Stored records
+++

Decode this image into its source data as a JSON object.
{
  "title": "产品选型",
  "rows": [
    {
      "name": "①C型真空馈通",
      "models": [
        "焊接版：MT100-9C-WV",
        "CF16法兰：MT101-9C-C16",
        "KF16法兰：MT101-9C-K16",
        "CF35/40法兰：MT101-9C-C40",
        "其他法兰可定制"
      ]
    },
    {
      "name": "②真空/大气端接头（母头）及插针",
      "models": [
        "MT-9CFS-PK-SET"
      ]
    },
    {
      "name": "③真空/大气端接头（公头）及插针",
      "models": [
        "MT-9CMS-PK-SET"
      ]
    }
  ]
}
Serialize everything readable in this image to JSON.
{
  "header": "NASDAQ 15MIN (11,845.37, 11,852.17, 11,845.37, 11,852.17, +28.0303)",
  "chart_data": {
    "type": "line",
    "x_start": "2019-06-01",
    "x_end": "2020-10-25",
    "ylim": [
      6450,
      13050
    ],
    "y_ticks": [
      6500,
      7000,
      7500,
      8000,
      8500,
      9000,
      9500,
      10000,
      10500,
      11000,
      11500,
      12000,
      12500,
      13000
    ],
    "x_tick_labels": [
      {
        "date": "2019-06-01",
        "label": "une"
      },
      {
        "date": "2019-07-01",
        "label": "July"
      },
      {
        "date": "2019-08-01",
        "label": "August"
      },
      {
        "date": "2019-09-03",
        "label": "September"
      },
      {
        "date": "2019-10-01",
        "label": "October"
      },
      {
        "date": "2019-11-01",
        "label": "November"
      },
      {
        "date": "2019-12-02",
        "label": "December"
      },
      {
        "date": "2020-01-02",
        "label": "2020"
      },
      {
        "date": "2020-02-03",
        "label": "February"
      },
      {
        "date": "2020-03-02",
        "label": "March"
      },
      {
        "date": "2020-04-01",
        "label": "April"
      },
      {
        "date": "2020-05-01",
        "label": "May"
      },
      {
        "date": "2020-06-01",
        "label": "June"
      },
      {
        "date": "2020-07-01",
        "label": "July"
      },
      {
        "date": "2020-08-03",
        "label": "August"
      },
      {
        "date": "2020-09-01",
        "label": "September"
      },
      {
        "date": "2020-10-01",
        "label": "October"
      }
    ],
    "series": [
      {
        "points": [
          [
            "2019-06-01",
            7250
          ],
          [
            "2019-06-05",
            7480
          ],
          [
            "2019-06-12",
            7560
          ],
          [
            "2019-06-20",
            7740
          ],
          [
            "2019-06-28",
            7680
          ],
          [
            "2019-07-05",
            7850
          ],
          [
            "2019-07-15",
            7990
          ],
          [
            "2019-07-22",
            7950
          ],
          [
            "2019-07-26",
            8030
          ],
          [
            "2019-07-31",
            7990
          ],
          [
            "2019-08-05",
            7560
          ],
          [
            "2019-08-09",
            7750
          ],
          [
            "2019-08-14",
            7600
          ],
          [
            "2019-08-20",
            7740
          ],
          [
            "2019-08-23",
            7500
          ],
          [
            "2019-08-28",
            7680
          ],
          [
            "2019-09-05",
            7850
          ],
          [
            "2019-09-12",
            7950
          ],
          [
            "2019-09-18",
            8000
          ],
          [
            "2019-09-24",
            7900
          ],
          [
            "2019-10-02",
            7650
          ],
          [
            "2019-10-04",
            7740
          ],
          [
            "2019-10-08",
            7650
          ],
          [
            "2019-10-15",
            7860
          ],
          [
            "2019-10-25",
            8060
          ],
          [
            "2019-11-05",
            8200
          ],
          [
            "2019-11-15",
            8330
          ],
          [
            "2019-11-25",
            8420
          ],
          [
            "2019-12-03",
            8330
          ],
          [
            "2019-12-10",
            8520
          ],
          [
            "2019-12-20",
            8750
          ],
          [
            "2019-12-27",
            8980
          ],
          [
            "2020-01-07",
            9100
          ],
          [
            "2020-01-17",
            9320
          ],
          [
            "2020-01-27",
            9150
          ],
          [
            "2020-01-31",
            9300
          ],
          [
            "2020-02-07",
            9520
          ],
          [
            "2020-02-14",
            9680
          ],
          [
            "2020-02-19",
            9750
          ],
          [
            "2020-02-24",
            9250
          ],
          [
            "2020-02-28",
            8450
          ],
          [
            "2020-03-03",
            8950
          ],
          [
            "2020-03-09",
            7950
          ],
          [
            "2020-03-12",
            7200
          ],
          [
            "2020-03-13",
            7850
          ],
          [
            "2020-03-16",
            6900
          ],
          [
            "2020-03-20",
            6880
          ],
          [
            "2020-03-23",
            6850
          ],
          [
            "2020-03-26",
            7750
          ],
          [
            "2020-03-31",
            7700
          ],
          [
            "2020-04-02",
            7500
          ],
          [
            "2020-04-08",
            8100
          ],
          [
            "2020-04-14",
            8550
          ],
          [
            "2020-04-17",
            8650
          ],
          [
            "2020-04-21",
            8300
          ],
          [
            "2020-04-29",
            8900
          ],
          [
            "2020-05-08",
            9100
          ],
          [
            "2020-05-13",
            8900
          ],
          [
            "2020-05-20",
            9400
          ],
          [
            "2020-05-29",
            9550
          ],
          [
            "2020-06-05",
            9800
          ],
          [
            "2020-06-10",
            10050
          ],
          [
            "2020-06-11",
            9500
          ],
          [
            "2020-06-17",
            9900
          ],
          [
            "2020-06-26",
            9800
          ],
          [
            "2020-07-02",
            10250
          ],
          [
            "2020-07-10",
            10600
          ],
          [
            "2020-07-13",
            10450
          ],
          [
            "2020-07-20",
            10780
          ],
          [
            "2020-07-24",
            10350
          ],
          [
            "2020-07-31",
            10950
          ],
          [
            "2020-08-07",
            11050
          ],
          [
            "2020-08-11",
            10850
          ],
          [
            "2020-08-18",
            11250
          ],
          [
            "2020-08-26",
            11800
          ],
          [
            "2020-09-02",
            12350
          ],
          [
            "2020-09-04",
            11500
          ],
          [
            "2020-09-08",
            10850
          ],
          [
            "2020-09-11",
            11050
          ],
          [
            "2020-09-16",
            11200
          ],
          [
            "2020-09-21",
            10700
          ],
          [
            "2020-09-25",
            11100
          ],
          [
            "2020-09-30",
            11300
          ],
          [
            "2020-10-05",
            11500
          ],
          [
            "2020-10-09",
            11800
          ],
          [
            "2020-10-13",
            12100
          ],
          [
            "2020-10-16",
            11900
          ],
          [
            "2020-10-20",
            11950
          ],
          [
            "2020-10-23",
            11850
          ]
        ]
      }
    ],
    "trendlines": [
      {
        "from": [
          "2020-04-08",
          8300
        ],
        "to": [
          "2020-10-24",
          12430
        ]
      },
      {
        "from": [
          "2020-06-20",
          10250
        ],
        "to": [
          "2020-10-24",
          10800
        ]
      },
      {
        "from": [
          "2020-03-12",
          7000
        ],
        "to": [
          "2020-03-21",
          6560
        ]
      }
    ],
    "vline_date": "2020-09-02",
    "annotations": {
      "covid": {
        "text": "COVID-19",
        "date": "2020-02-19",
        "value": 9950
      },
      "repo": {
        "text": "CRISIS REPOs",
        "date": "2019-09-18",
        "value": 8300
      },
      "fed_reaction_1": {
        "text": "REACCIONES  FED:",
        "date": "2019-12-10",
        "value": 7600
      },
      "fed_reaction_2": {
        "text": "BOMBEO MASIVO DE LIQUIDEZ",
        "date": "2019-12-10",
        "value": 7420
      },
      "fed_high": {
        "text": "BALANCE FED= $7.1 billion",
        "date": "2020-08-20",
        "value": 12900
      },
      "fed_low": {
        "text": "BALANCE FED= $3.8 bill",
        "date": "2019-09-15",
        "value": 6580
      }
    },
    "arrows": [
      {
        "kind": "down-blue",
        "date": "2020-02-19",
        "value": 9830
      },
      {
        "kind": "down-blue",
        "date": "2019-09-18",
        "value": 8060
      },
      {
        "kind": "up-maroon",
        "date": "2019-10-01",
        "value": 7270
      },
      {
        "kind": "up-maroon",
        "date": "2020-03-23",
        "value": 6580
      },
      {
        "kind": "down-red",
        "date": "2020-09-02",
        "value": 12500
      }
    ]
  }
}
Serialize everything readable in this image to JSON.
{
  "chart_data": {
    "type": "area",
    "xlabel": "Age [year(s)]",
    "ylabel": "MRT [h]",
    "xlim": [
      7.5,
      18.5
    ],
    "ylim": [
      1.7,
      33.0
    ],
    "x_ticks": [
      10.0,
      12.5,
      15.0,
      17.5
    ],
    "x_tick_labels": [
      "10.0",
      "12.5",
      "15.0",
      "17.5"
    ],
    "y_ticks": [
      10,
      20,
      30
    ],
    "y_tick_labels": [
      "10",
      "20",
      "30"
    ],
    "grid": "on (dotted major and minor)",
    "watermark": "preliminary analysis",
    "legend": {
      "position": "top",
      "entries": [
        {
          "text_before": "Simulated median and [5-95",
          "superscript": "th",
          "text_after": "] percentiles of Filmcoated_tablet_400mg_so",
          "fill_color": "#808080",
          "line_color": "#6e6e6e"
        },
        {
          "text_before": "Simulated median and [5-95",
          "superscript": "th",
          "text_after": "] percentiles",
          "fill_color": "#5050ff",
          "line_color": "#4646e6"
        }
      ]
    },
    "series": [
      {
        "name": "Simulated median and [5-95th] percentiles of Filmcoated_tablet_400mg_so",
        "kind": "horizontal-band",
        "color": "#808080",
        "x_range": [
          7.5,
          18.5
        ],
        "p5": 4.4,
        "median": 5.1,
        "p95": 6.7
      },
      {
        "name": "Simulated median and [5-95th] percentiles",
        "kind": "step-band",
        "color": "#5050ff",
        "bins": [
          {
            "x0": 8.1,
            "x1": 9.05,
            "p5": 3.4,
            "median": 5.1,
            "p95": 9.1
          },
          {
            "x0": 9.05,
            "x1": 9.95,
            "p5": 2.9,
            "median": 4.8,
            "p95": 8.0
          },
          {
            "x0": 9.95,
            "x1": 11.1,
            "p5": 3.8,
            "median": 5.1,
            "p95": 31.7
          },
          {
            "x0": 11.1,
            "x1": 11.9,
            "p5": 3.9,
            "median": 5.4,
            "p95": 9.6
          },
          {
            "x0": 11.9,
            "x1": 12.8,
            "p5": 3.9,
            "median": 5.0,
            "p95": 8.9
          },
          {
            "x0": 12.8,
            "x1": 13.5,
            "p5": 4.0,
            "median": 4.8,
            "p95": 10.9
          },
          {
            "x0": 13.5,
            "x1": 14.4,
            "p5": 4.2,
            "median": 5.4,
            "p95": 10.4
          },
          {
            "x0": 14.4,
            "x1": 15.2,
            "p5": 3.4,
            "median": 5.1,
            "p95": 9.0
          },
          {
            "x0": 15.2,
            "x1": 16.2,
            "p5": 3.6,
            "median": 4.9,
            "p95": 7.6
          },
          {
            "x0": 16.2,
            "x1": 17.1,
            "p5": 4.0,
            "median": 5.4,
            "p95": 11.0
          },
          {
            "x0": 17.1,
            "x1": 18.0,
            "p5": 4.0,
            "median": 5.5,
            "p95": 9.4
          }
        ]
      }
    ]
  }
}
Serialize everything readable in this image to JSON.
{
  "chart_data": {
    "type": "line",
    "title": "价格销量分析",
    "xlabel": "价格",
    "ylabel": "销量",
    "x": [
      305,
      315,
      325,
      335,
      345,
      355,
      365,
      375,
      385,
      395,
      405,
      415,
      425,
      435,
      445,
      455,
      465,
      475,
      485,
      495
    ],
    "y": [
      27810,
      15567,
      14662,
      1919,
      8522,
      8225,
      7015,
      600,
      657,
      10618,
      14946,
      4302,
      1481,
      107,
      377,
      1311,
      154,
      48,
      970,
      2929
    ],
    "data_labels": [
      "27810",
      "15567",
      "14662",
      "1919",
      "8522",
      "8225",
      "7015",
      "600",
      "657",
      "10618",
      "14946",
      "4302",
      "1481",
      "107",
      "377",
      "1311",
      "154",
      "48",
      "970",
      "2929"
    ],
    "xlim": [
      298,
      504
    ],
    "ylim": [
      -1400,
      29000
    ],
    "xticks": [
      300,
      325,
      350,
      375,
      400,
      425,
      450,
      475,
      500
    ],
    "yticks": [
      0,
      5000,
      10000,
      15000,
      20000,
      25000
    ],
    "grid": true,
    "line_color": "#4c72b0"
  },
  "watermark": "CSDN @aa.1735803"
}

+++

# Set problem:
Search the data for the string "BALANCE" and copy each line where it appears.

# Result:
        "text": "BALANCE FED= $7.1 billion",
        "text": "BALANCE FED= $3.8 bill",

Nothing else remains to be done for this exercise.